> _TO DO_:
Go through the data below. Pull out every line that has the word "model".

> _DATA FOR PROCESSING_:
- - -
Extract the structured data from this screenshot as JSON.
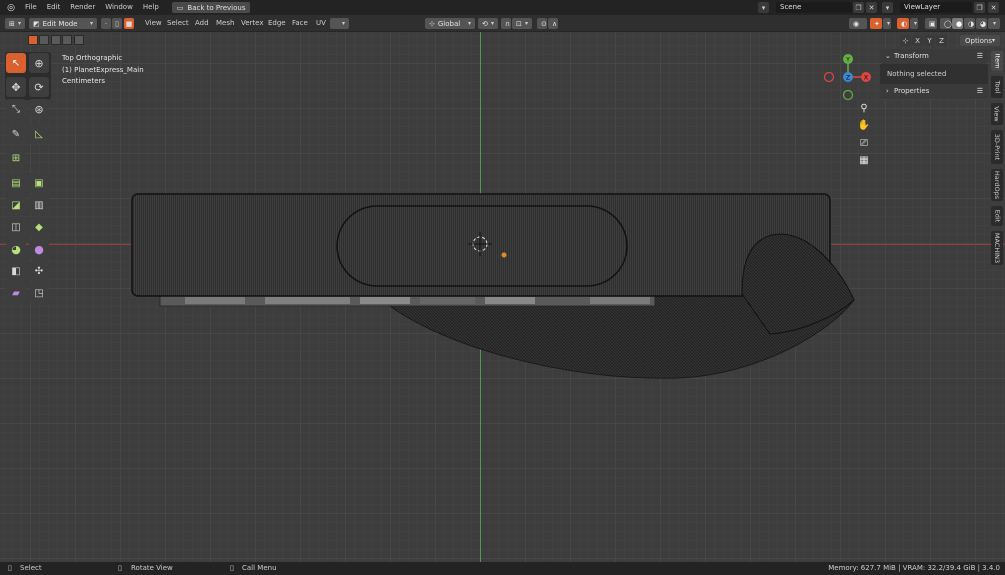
{
  "topbar": {
    "menu": [
      "File",
      "Edit",
      "Render",
      "Window",
      "Help"
    ],
    "back_button": "Back to Previous",
    "scene": "Scene",
    "view_layer": "ViewLayer"
  },
  "header": {
    "mode": "Edit Mode",
    "menus": [
      "View",
      "Select",
      "Add",
      "Mesh",
      "Vertex",
      "Edge",
      "Face",
      "UV"
    ],
    "orientation": "Global"
  },
  "options_button": "Options",
  "xyz": [
    "X",
    "Y",
    "Z"
  ],
  "viewport": {
    "view_name": "Top Orthographic",
    "object_name": "(1) PlanetExpress_Main",
    "units": "Centimeters"
  },
  "gizmo": {
    "x": "X",
    "y": "Y",
    "z": "Z"
  },
  "npanel": {
    "transform_title": "Transform",
    "transform_body": "Nothing selected",
    "properties_title": "Properties"
  },
  "sidetabs": [
    "Item",
    "Tool",
    "View",
    "3D-Print",
    "HardOps",
    "Edit",
    "MACHIN3"
  ],
  "status": {
    "select": "Select",
    "rotate": "Rotate View",
    "menu": "Call Menu",
    "memory": "Memory: 627.7 MiB | VRAM: 32.2/39.4 GiB | 3.4.0"
  },
  "colors": {
    "accent": "#d9612f",
    "axis_x": "#9b3a3a",
    "axis_y": "#4f9a4f",
    "gizmo_x": "#e04545",
    "gizmo_y": "#66b044",
    "gizmo_z": "#3b88d6"
  }
}
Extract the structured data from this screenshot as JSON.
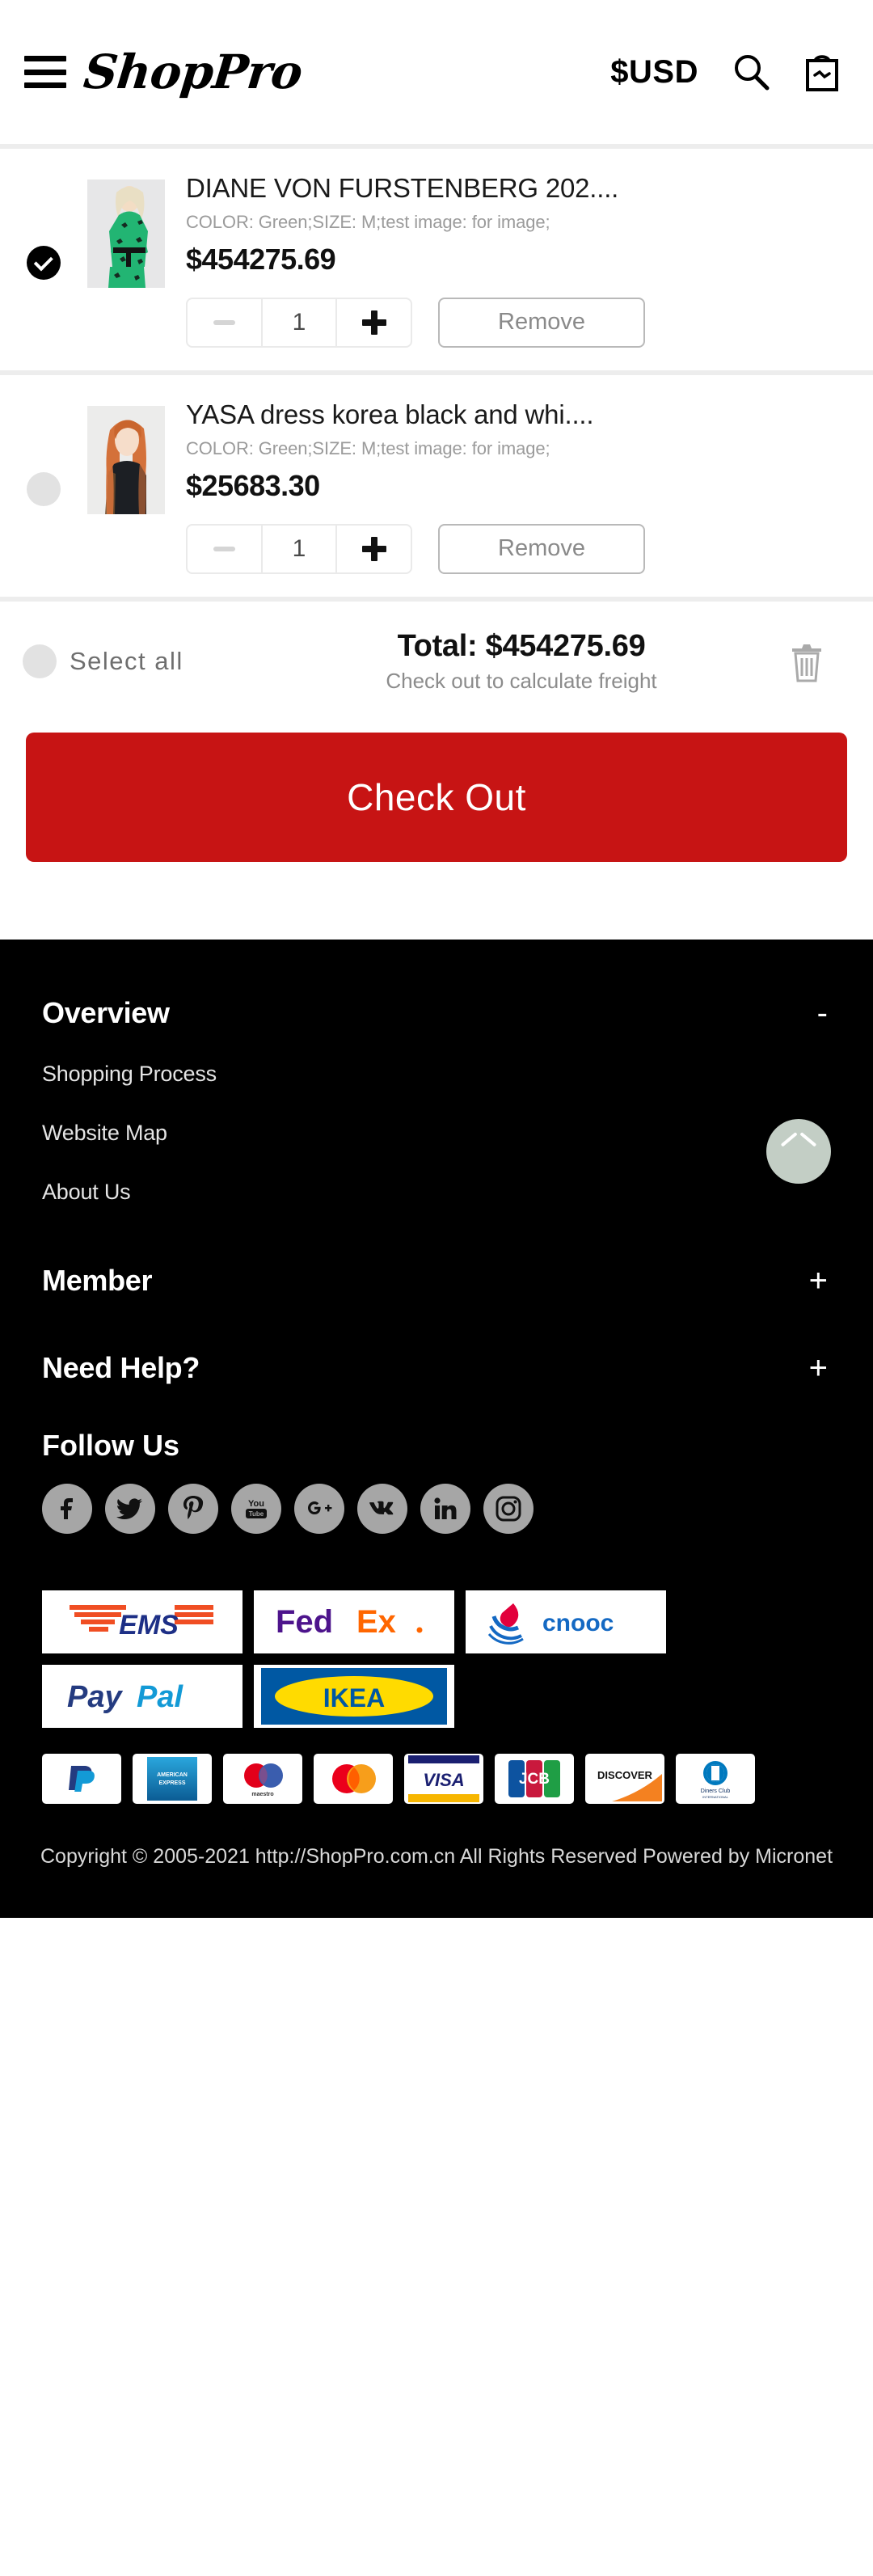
{
  "header": {
    "menu_icon": "hamburger-menu-icon",
    "brand": "ShopPro",
    "currency": "$USD",
    "search_icon": "search-icon",
    "cart_icon": "shopping-bag-icon"
  },
  "cart": {
    "items": [
      {
        "selected": true,
        "title": "DIANE VON FURSTENBERG 202....",
        "options": "COLOR: Green;SIZE: M;test image: for image;",
        "price": "$454275.69",
        "quantity": "1",
        "minus_label": "−",
        "plus_label": "+",
        "remove_label": "Remove",
        "image_alt": "blonde-model-green-dress"
      },
      {
        "selected": false,
        "title": "YASA dress korea black and whi....",
        "options": "COLOR: Green;SIZE: M;test image: for image;",
        "price": "$25683.30",
        "quantity": "1",
        "minus_label": "−",
        "plus_label": "+",
        "remove_label": "Remove",
        "image_alt": "redhead-model-black-dress"
      }
    ],
    "summary": {
      "select_all_label": "Select all",
      "select_all_checked": false,
      "total": "Total: $454275.69",
      "freight_note": "Check out to calculate freight",
      "trash_icon": "trash-can-icon"
    },
    "checkout_label": "Check Out"
  },
  "colors": {
    "checkout_red": "#c71414",
    "footer_bg": "#000000",
    "scroll_top_bg": "#c3cec5",
    "social_bg": "#a6a6a6"
  },
  "footer": {
    "sections": [
      {
        "title": "Overview",
        "toggle": "-",
        "expanded": true,
        "links": [
          "Shopping Process",
          "Website Map",
          "About Us"
        ]
      },
      {
        "title": "Member",
        "toggle": "+",
        "expanded": false,
        "links": []
      },
      {
        "title": "Need Help?",
        "toggle": "+",
        "expanded": false,
        "links": []
      }
    ],
    "scroll_top_icon": "chevron-up-icon",
    "follow_title": "Follow Us",
    "social": [
      {
        "name": "facebook-icon",
        "label": "Facebook"
      },
      {
        "name": "twitter-icon",
        "label": "Twitter"
      },
      {
        "name": "pinterest-icon",
        "label": "Pinterest"
      },
      {
        "name": "youtube-icon",
        "label": "YouTube"
      },
      {
        "name": "google-plus-icon",
        "label": "Google Plus"
      },
      {
        "name": "vk-icon",
        "label": "VK"
      },
      {
        "name": "linkedin-icon",
        "label": "LinkedIn"
      },
      {
        "name": "instagram-icon",
        "label": "Instagram"
      }
    ],
    "partners": [
      {
        "name": "ems-logo",
        "label": "EMS"
      },
      {
        "name": "fedex-logo",
        "label": "FedEx"
      },
      {
        "name": "cnooc-logo",
        "label": "cnooc"
      },
      {
        "name": "paypal-logo",
        "label": "PayPal"
      },
      {
        "name": "ikea-logo",
        "label": "IKEA"
      }
    ],
    "payments": [
      {
        "name": "paypal-card",
        "label": "PayPal"
      },
      {
        "name": "amex-card",
        "label": "American Express"
      },
      {
        "name": "maestro-card",
        "label": "Maestro"
      },
      {
        "name": "mastercard-card",
        "label": "Mastercard"
      },
      {
        "name": "visa-card",
        "label": "VISA"
      },
      {
        "name": "jcb-card",
        "label": "JCB"
      },
      {
        "name": "discover-card",
        "label": "DISCOVER"
      },
      {
        "name": "diners-club-card",
        "label": "Diners Club"
      }
    ],
    "copyright": "Copyright © 2005-2021 http://ShopPro.com.cn All Rights Reserved Powered by Micronet"
  }
}
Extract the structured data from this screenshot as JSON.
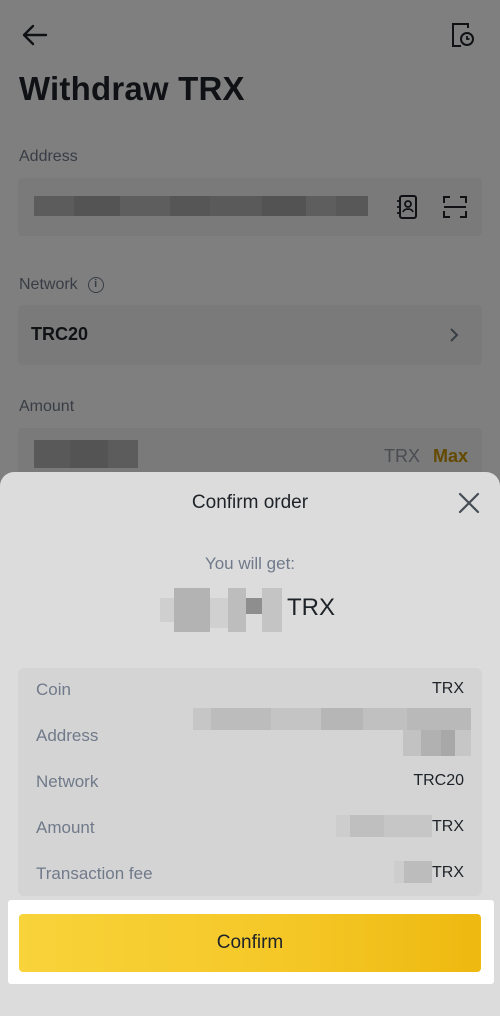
{
  "page": {
    "title": "Withdraw TRX",
    "address_label": "Address",
    "network_label": "Network",
    "network_value": "TRC20",
    "amount_label": "Amount",
    "amount_unit": "TRX",
    "max_label": "Max",
    "icons": {
      "back": "back-arrow-icon",
      "history": "history-icon",
      "address_book": "address-book-icon",
      "scan": "scan-icon",
      "info": "info-icon",
      "chevron": "chevron-right-icon"
    }
  },
  "sheet": {
    "title": "Confirm order",
    "you_get_label": "You will get:",
    "get_unit": "TRX",
    "rows": [
      {
        "label": "Coin",
        "value": "TRX"
      },
      {
        "label": "Address",
        "value": ""
      },
      {
        "label": "Network",
        "value": "TRC20"
      },
      {
        "label": "Amount",
        "value": "TRX"
      },
      {
        "label": "Transaction fee",
        "value": "TRX"
      }
    ],
    "confirm_label": "Confirm",
    "icons": {
      "close": "close-icon"
    }
  },
  "colors": {
    "accent": "#f0b90b",
    "max_text": "#c99400",
    "sheet_bg": "#dcdcdc"
  }
}
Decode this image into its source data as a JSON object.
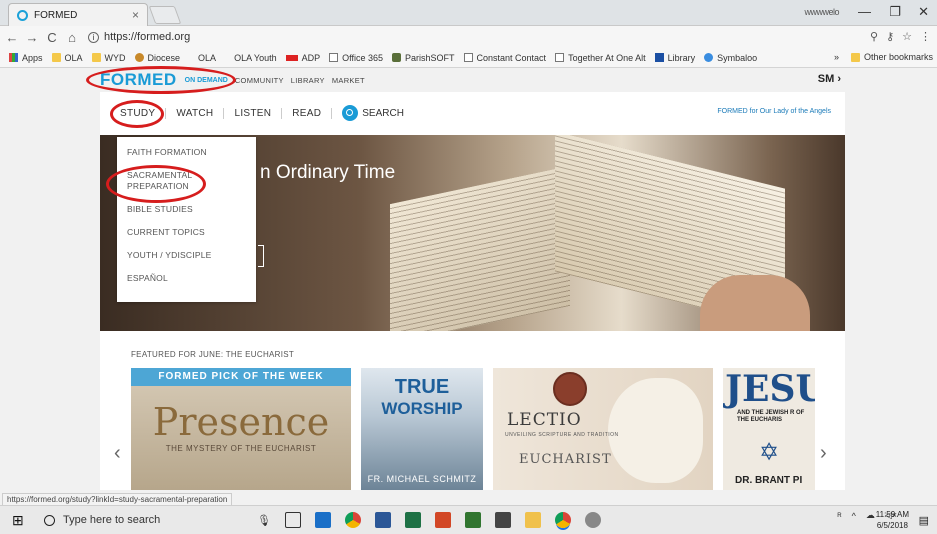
{
  "browser": {
    "tab_title": "FORMED",
    "tab_close": "×",
    "profile": "wwwwelo",
    "window_controls": [
      "—",
      "❐",
      "✕"
    ],
    "url": "https://formed.org",
    "icons": {
      "back": "back-arrow-icon",
      "forward": "forward-arrow-icon",
      "reload": "reload-icon",
      "home": "home-icon",
      "zoom": "zoom-icon",
      "key": "key-icon",
      "star": "star-icon",
      "menu": "menu-icon"
    }
  },
  "bookmarks": {
    "items": [
      "Apps",
      "OLA",
      "WYD",
      "Diocese",
      "OLA",
      "OLA Youth",
      "ADP",
      "Office 365",
      "ParishSOFT",
      "Constant Contact",
      "Together At One Alt",
      "Library",
      "Symbaloo"
    ],
    "overflow": "»",
    "other": "Other bookmarks"
  },
  "site": {
    "logo": "FORMED",
    "top_links": [
      "ON DEMAND",
      "COMMUNITY",
      "LIBRARY",
      "MARKET"
    ],
    "user": "SM ›",
    "sub_links": [
      "STUDY",
      "WATCH",
      "LISTEN",
      "READ"
    ],
    "search_label": "SEARCH",
    "parish": "FORMED for Our Lady of the Angels",
    "hero_title": "n Ordinary Time",
    "dropdown": [
      "FAITH FORMATION",
      "SACRAMENTAL PREPARATION",
      "BIBLE STUDIES",
      "CURRENT TOPICS",
      "YOUTH / YDISCIPLE",
      "ESPAÑOL"
    ],
    "featured_label": "FEATURED FOR JUNE: THE EUCHARIST",
    "cards": {
      "c1_band": "FORMED PICK OF THE WEEK",
      "c1_title": "Presence",
      "c1_sub": "THE MYSTERY OF THE EUCHARIST",
      "c2_t1": "TRUE",
      "c2_t2": "WORSHIP",
      "c2_t3": "FR. MICHAEL SCHMITZ",
      "c3_l1": "LECTIO",
      "c3_l2": "UNVEILING SCRIPTURE AND TRADITION",
      "c3_l3": "EUCHARIST",
      "c4_j1": "JESU",
      "c4_j2": "AND THE JEWISH R OF THE EUCHARIS",
      "c4_j3": "DR. BRANT PI"
    },
    "arrow_left": "‹",
    "arrow_right": "›"
  },
  "statusbar": "https://formed.org/study?linkId=study-sacramental-preparation",
  "taskbar": {
    "search_placeholder": "Type here to search",
    "time": "11:59 AM",
    "date": "6/5/2018"
  },
  "colors": {
    "accent": "#1a9bd6",
    "highlight_ring": "#d61d1d"
  }
}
- - -
> _WRITTEN RESPONSE_:
        "image_alt": "blonde-model-green-dress"
        "image_alt": "redhead-model-black-dress"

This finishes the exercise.